*** RECORDED INFORMATION ***

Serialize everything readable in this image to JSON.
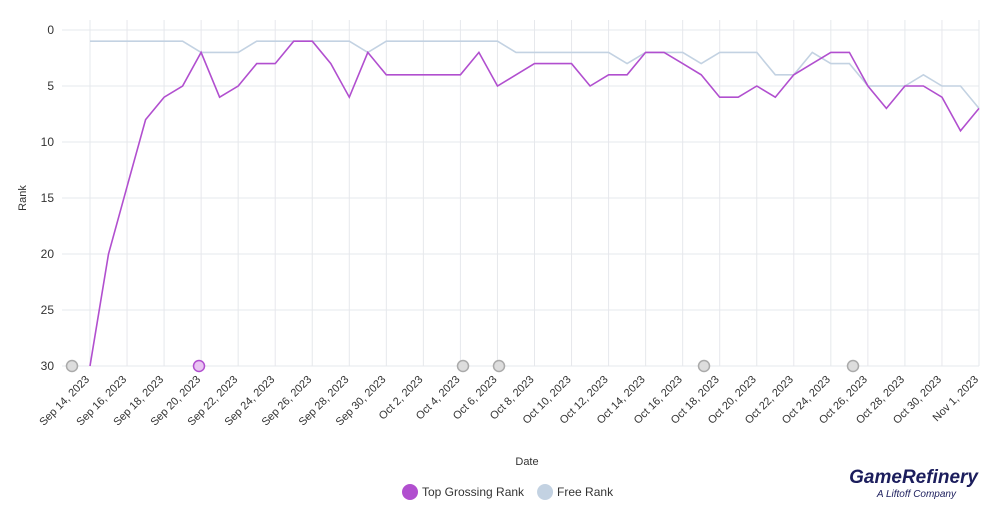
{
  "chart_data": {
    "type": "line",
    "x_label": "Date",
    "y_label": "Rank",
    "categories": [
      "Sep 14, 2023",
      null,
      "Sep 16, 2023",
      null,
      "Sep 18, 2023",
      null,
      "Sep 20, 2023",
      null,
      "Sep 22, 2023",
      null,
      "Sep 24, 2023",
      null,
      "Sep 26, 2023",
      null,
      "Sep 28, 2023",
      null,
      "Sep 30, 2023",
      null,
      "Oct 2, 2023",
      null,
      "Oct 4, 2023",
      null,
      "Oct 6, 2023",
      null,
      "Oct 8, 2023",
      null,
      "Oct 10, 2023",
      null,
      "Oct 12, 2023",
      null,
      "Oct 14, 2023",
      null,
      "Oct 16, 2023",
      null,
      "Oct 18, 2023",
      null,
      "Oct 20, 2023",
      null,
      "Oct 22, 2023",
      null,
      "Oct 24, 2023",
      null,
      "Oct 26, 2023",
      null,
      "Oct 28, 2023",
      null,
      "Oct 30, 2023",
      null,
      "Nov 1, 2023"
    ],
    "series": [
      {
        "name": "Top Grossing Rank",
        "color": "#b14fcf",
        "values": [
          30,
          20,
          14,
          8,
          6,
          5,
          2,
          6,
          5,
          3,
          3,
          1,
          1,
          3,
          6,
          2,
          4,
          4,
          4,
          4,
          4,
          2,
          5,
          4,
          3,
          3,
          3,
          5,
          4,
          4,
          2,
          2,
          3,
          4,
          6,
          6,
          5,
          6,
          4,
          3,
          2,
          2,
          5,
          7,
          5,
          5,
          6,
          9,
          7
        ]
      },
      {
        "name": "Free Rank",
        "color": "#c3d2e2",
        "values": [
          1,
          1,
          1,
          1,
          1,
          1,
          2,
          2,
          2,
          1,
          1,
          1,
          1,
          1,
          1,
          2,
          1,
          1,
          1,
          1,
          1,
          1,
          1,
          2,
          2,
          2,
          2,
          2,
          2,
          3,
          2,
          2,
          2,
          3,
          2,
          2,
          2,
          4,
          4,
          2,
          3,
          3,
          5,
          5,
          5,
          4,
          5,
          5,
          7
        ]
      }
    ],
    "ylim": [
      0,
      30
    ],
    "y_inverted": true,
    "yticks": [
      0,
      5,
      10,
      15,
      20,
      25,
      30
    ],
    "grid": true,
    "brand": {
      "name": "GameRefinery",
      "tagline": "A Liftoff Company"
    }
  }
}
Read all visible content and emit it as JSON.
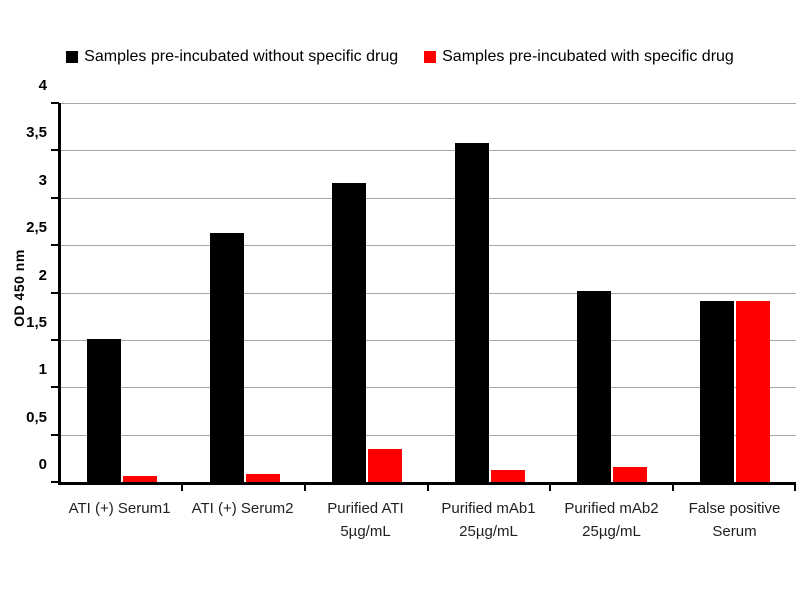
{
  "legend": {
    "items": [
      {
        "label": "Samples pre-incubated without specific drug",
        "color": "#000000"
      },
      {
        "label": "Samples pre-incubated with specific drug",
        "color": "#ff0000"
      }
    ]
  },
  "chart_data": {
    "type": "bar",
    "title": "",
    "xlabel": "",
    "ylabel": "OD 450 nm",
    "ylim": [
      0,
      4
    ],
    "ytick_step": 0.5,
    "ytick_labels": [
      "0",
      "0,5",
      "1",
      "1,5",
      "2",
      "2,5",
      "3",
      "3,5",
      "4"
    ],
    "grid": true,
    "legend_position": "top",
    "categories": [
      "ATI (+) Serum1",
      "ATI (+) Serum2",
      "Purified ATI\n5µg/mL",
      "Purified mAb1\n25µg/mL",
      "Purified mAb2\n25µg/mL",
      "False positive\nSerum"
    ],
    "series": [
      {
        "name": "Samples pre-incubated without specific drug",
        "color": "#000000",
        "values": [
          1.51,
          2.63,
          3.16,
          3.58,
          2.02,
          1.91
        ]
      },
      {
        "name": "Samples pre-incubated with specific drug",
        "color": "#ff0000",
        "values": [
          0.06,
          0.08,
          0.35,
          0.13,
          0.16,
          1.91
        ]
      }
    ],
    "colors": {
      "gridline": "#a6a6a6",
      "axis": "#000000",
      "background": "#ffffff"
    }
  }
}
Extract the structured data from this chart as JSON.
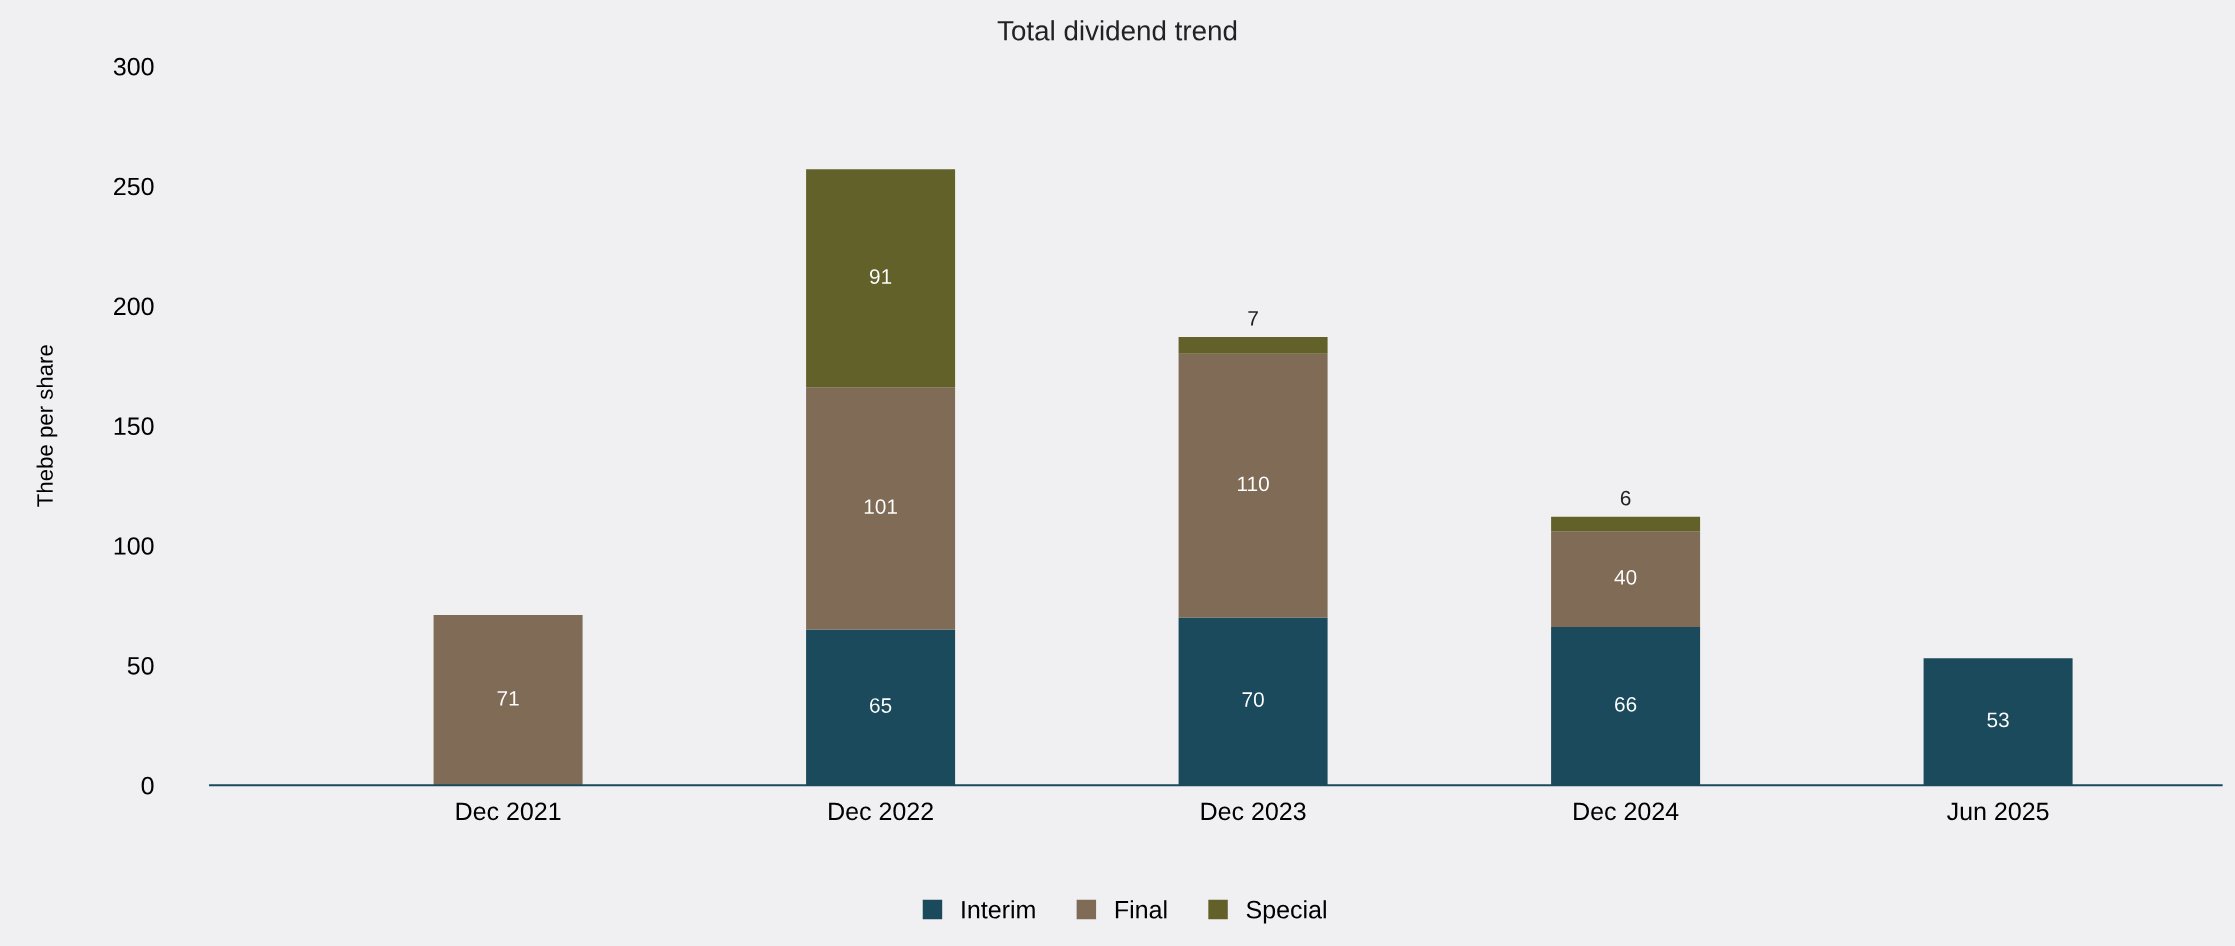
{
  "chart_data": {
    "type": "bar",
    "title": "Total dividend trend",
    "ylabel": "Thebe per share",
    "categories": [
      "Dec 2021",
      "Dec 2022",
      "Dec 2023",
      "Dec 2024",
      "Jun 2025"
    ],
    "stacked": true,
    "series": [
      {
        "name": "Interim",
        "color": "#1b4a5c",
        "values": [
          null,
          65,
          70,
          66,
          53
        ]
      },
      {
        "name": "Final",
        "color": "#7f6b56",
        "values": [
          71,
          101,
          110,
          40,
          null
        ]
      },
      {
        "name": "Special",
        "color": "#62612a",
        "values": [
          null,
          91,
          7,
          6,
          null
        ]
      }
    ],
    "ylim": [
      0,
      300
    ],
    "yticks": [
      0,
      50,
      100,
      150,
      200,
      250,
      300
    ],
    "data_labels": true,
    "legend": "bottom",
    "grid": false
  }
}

***

STATED TASK >>
Gather each line from the listing above that holds "incubated".

SOLUTION TO THIS PROBLEM >>
        "label": "Samples pre-incubated without specific drug",
        "label": "Samples pre-incubated with specific drug",
        "name": "Samples pre-incubated without specific drug",
        "name": "Samples pre-incubated with specific drug",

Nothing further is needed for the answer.